**Excerpted passage:**
"""
OCO Oroco Resource Corp.

Oroco Provides Legal Update

Oroco Provides Legal Update

VANCOUVER, British Columbia, March 05, 2019 (GLOBE NEWSWIRE) -- Oroco Resource Corp. (TSX-V: OCO) (“Oroco” or “the Company”) wishes to provide an update on the legal status of its interests in those mineral concessions in Sinaloa State, Mexico known as the Santo Tomas Concessions.  This update is provided in furtherance of the Company’s news release of October 9, 2018, wherein Oroco announced that it had entered into a definitive option agreement with Altamura Copper Corp. and its shareholders to acquire, indirectly, certain interests in those concessions.

There are several areas of current legal activity relating to protecting and enforcing the Company’s interest in the Santo Tomas Concessions.  At present, the following initiatives, amongst others, are expected to validate and maintain the status quo of the titles and eventually remove any unwarranted ownership claims to the Santo Tomas Concessions as are currently being made by Aztec Copper Inc., an Arizona company, and its Mexican subsidiary, Prime Aztec Mexicana S.A de C.V. (together, the “Aztec Companies”):

  1. Closure Petition: A petition has been filed with the Thirteenth Civil Court of the City of Mexico (the “State Court”) seeking a declaration that a judgement generated in early 2016 by that court in favour of the Aztec Companies (the “Judgement”) cannot be executed or enforced.  The petition is based on what are, in the strong opinion of our legal counsel, certain fatal and incurable flaws which exist in the underlying documentation necessary to the registration of any title interest in favour of the Aztec Companies.  It should be noted that the Company does not expect to prevail in the State Court for reason of the demonstrated reluctance of the Mexican courts at this level to nullify previous decisions.  However, the Company fully expects to prevail at the Appeal Court level.  Such an eventual result would permanently prohibit any further attempt to enforce the Judgement.
"""
**Dataset rows:**
"""
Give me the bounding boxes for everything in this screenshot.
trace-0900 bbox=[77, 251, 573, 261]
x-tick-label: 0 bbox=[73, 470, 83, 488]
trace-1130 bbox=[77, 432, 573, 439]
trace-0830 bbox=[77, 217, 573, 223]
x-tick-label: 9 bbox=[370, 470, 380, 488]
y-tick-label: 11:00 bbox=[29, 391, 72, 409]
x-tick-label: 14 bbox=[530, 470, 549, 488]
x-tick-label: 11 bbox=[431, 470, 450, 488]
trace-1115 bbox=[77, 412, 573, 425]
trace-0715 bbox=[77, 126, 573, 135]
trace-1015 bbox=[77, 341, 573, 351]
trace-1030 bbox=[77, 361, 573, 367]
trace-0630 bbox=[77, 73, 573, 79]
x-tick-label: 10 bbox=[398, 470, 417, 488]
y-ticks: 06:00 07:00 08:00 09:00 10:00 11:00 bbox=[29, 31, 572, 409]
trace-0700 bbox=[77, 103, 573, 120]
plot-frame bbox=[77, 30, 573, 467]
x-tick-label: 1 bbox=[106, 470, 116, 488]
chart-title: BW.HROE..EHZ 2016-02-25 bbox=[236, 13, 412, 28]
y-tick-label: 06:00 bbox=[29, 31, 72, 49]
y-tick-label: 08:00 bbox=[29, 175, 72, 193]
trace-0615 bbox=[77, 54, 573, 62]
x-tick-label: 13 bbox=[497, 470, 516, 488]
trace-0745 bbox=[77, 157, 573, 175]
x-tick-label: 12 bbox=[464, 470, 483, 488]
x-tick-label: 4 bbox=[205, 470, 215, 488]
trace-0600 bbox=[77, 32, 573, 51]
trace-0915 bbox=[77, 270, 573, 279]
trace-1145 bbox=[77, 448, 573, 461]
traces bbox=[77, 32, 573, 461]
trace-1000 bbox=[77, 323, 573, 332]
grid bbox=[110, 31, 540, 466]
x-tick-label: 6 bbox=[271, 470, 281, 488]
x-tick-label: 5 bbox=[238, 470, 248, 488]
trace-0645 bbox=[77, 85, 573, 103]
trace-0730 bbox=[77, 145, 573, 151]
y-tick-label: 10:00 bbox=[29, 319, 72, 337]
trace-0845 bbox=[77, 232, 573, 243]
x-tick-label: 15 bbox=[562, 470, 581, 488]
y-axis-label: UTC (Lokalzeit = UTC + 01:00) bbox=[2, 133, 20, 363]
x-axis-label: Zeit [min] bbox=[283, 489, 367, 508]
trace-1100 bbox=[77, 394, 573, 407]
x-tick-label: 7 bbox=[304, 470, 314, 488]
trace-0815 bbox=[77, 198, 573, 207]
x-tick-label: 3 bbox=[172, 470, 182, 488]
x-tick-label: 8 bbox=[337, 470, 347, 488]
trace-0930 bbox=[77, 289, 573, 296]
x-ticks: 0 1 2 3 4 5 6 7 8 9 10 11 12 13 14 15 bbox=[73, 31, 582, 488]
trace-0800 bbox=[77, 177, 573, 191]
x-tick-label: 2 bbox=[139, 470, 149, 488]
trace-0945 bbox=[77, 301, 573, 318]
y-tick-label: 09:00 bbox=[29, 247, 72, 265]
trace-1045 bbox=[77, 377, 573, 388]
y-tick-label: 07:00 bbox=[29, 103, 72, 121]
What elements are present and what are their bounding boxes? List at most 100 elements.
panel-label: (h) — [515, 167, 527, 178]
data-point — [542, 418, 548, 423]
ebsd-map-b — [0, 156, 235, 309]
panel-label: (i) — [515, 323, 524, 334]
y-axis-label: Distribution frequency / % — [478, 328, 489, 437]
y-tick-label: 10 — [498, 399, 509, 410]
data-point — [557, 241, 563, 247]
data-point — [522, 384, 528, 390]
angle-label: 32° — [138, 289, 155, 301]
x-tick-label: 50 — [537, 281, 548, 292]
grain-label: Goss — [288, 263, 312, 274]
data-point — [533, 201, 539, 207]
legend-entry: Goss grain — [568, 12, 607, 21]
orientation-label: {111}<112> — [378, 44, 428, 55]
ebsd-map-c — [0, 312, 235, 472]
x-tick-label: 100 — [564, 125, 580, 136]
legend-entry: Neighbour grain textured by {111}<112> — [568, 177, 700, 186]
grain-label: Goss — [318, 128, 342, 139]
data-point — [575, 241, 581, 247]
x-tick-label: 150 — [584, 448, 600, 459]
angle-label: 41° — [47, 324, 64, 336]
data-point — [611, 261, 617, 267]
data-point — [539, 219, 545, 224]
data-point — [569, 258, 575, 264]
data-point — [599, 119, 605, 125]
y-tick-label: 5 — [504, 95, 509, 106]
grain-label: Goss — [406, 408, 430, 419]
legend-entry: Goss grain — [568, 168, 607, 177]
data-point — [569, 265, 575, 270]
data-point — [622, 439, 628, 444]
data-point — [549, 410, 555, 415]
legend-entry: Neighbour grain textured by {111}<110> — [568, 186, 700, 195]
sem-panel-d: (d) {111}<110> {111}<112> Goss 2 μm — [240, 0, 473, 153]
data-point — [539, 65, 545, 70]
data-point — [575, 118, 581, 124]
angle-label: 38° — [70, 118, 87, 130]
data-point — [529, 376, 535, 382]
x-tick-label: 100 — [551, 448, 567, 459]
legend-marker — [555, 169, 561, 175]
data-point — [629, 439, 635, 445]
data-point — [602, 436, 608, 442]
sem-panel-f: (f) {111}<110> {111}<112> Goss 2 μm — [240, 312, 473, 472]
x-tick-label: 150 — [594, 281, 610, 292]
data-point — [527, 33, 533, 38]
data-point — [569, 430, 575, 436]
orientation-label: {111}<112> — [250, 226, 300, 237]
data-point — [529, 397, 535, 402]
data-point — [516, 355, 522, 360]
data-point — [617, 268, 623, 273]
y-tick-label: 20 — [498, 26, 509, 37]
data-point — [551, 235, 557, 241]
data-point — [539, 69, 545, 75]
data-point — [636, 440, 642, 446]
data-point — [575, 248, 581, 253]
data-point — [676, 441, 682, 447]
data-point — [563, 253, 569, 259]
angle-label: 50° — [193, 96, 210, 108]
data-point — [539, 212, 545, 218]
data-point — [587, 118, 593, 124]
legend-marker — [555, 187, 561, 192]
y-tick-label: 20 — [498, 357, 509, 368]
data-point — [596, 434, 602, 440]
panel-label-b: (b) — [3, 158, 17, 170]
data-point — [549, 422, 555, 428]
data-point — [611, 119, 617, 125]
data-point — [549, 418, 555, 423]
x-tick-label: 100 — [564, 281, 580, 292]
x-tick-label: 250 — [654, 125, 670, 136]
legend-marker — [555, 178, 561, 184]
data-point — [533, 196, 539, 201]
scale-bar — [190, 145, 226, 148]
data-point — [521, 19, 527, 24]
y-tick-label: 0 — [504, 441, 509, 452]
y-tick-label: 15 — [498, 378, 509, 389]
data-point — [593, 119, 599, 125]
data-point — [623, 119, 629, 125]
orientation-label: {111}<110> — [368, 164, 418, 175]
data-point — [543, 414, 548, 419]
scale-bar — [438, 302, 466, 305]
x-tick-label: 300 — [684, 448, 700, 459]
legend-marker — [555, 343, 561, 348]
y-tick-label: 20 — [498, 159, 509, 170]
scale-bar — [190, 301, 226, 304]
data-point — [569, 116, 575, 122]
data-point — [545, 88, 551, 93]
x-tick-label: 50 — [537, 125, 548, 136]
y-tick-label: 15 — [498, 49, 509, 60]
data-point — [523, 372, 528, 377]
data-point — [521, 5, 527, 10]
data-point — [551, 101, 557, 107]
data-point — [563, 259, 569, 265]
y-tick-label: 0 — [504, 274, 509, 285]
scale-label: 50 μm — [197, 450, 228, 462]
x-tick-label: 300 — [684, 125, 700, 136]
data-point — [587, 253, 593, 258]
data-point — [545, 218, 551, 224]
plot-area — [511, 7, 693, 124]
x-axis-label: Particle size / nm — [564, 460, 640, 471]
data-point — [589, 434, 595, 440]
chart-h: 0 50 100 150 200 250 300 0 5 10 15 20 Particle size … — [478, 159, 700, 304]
"""
**Directives:**
1/ Please rewrite the paragraph in the Oroco legal update that begins "VANCOUVER, British Columbia, March 05, 2019" as a shorter version that keeps its main facts.
2/ Retype the portion of the Oroco legal update starting at "OCO Oroco Resource" and ending at "in those concessions.".

**Worked answers:**
1/ On March 5, 2019, Oroco Resource Corp. (TSX-V: OCO), based in Vancouver, British Columbia, issued an update on the legal status of its interests in the Santo Tomas Concessions in Sinaloa State, Mexico. The update follows its October 9, 2018 news release. That release announced a definitive option agreement with Altamura Copper Corp. and its shareholders to indirectly acquire certain interests in those concessions.

2/
OCO Oroco Resource Corp.

Oroco Provides Legal Update

Oroco Provides Legal Update

VANCOUVER, British Columbia, March 05, 2019 (GLOBE NEWSWIRE) -- Oroco Resource Corp. (TSX-V: OCO) (“Oroco” or “the Company”) wishes to provide an update on the legal status of its interests in those mineral concessions in Sinaloa State, Mexico known as the Santo Tomas Concessions.  This update is provided in furtherance of the Company’s news release of October 9, 2018, wherein Oroco announced that it had entered into a definitive option agreement with Altamura Copper Corp. and its shareholders to acquire, indirectly, certain interests in those concessions.